------ EXTRAHIERTER TEXT

„Durch den tobenden Schnee zog sich eine Rauchfahne: Dünn und kaum von den Flocken zu unterscheiden, wehte sie am Ende der Grabstelle (…) hoch in die Luft ihre Kringelchen und entpuppte sich. Und lange noch, Blitz und Gewitter im Rücken und das stille Kriegsrecht, das auch beim Stampfen durch Neuschnee allen immer noch im Genick saß wie ein Verbot, sich zu rühren, folgten wir der Rauchsäule, die sich immer weiter vor uns und dann bis zur Unsichtbarkeit wegen der Wehen zurückzog, bevor plötzlich ein Pferd auftauchte, schneeweiß auch das Pferd, riesig, Leib und Hüftbacken vor uns mit abgetrenntem Schweif, ein Schimmel, eine Stute, die, am Ofenrohr, das aus der Schneemiete schoss, mit einem Seil vertäut als Wächterin, so schien es, vor einer Öffnung stand, welche direkt abwärts in die Erde führte zu Józef.“
Der Dokumentarfilmer als Romanautor: Harlans elektrisierende Prosa arbeitet die eigene Geschichte ab. Der Name des Vaters, des Filmemachers Veit Harlan („Jud Süß“) findet keinen Eingang in den Roman. Doch die Nähe zur Macht ist wesentlicher Bestandteil der Kindheitserinnerungen des Ich-Erzählers:
„Einsteigen in den schwarzen Horch; Chauffeur ein Frauenheld der Luftwaffe. Wortloses Fahren (nur mit dem Wort „Überraschung für dich“, kaum gemurmelt) über Königsallee, dann Kaiserdamm, Siegessäule, Linden, Unter den, in die Leipziger Straße, wo schon Personal lauerte (?), Verkäufer, Verkäuferinnen, der Personaldirektor des Kaufhauses Wertheim warteten und das Geschäft geöffnet hielten (?), den mächtigen, sechsstöckigen Koloß, in Licht getaucht schon von weit, und, dann über die leere Nachtstraße samt all der finsteren, kümmerlichen Reste einer ansonsten schlummernden Gesellschaft, die zu dieser Zeit ohne Fliegeralarm unterwegs war: Hunde, Bettler gab es nicht mehr, Milchmänner, Müllmänner, Fässer tragende Bierwagenmänner unversehens ins Tageslicht gestürzt, um schließlich dann, rasend, wie Blaulicht, stoppend, Josef, der ihnen, nur wegen mir, ich wußte es, ich war stolz, einen Schreck in die (morschen, dachte ich) Knochen hatte fahren lassen, den sie allesamt wohl nie vergessen würden. (Mich.) Ich dürfte mir bei „Märklin“ aussuchen, was ich wollte. Ich wollte die 00-Miniatureisenbahn. Drei Lokomotiven. Fünf Schlafwagen. Zwanzig Viehwagen. Ein rollendes Gefängnis. Brücke., Bahnhof (x 2). Loren. Gebirge; zu überwindende Flüsse; soldatenähnliche bleierne Bahnhofsvorsteher, Schaffner, Bahnarbeiter in Kunstharz, bunt, Sankt-Gotthard-Paß, groß, hoch wie mein Zimmer. Ich wollte ein Zimmer, aber sagte es nicht. Josef sprach mit Adjutant, herbeizitiert inzwischen, verschlafen. Ohne Adjutanten sprach Josef nicht mit Volk. Für Volk, Kaufhausetagenchef, übersetzte Schubert. Dann Heimfahrt, Lichter aus, hinter mir. Am nächsten Frühmorgen Latein. Das Gestapoauto, das in unregelmäßigen Abständen die Fehltritte des Ministers beobachtete, stand Ecke Königsallee, schwarz und still wie immer. Josef lachte es aus. Scherze waren erlaubt. Heute schlief er bis zwölf. Als ich heimkam, war mein Geburtstag. Das Bild auf dem Tisch, in Weihnachtspapier, war in Silber eingerahmt, echtes, schweres, breit wie eine Hand. Auf dem Foto stand: Meinem lieben Tommy. Dr. Goebbels.“
So scharf Sequenzen der Kindheit in Harlans „Rosa“ aufblitzen, so komplex, schwer durchdringlich und ausufernd präsentiert sich das Erzählte in seiner Gesamtheit. Harlans Darstellungen schließen nicht ab, sie sind Prozesse, bilden Stränge um Ereignisse, die von dunkelster Vergangenheit in die Jetztzeit führen. Vergangenes?

------------
------ GEGEBENE ANGABEN

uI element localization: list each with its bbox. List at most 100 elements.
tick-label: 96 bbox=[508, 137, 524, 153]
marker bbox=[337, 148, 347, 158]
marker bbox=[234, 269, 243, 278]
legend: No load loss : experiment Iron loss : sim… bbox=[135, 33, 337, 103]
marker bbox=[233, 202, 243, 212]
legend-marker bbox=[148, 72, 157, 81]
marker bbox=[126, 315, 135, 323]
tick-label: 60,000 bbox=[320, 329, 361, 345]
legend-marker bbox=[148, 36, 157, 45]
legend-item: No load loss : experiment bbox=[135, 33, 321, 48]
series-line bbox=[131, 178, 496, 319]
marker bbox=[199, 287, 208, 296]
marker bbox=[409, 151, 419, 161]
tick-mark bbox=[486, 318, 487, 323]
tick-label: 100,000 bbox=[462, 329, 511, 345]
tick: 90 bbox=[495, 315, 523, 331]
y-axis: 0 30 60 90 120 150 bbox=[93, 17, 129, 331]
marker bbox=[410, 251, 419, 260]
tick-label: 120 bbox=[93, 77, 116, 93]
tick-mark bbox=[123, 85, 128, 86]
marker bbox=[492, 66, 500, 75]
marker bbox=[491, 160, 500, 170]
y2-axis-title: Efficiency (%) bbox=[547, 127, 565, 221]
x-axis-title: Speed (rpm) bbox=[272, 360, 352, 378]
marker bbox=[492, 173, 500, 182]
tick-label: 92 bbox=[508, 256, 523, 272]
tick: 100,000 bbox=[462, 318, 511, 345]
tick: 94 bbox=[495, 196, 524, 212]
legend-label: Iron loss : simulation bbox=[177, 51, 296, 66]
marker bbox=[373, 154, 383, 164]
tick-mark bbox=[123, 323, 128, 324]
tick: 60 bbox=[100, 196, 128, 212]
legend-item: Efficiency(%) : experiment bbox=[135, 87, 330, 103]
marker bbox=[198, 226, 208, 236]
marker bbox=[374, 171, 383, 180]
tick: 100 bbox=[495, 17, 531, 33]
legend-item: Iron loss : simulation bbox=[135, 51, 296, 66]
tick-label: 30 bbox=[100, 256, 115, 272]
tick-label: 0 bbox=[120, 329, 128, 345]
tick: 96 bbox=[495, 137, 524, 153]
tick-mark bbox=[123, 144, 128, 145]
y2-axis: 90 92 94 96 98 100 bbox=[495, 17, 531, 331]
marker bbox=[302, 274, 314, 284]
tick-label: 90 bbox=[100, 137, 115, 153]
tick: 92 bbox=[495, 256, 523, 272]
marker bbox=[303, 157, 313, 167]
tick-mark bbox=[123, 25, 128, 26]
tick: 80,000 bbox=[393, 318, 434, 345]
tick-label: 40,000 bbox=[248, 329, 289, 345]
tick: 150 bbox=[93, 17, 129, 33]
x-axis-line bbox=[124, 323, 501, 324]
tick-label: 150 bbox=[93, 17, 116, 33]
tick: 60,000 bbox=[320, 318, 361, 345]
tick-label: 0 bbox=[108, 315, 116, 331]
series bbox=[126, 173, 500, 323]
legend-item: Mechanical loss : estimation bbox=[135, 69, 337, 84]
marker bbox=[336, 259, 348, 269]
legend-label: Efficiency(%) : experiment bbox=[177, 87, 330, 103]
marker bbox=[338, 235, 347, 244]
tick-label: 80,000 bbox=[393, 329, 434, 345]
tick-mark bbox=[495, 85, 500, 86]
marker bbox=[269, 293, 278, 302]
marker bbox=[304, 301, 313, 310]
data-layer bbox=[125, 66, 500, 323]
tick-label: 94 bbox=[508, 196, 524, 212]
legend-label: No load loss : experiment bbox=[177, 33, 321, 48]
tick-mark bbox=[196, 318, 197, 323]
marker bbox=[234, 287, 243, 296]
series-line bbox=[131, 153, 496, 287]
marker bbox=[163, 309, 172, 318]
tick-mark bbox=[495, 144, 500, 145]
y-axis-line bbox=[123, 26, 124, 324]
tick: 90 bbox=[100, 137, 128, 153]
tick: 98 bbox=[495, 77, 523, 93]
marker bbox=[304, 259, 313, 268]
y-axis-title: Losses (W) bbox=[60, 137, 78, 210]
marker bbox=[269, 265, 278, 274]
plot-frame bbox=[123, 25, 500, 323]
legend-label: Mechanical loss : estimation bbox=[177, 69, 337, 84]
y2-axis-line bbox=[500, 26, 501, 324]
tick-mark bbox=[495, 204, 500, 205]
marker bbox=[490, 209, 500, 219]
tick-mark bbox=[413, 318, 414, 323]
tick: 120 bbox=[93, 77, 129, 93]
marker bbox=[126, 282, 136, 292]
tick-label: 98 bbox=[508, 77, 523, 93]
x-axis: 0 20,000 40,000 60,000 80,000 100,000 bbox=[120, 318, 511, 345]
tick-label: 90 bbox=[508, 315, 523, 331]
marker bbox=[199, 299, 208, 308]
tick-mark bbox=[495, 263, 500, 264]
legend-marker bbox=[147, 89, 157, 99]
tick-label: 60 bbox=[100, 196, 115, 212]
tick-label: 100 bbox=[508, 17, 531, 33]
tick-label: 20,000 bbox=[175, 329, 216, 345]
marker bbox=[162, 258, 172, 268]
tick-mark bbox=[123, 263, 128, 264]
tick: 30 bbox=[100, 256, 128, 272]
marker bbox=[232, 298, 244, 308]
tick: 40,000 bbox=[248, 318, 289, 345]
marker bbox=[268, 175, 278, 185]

------------

ÜBUNGSAUFGABEN:
1 - Welche Modelleisenbahn wollte sich der Ich-Erzähler laut dem Text über Harlans Roman „Rosa“ bei „Märklin“ aussuchen?
2 - Setzen Sie den Text über Harlans Roman „Rosa“ im Anschluss an die Frage „Vergangenes?“ fort.

LÖSUNGEN JE AUFGABE:
1 - Die 00-Miniatureisenbahn.

2 -
„Die Geschichte endete, bevor sie anfing. Daß zwischen Anfang und Ende nichts lag, nicht einmal Stille, und daß diese Abwesenheit, möglicherweise sogar von Schmerz, irgend etwas anderes als nichts sein könnte, wunderte nur jene, die noch nie eine Geschichte erzählt hatten, ohne zu fürchten, daß alle Wörter, derer sie habhaft geworden sein mochten, an ihrem Inhalt vorübergegangen, und dort, wo sie, über dem Abgrund stehend, wie auf Klippen und in schwindelnder Fallhöhe von der Tiefe angezogen, erstorben waren an ihrem Unvermögen, den Sturz ins Leere zu wagen“.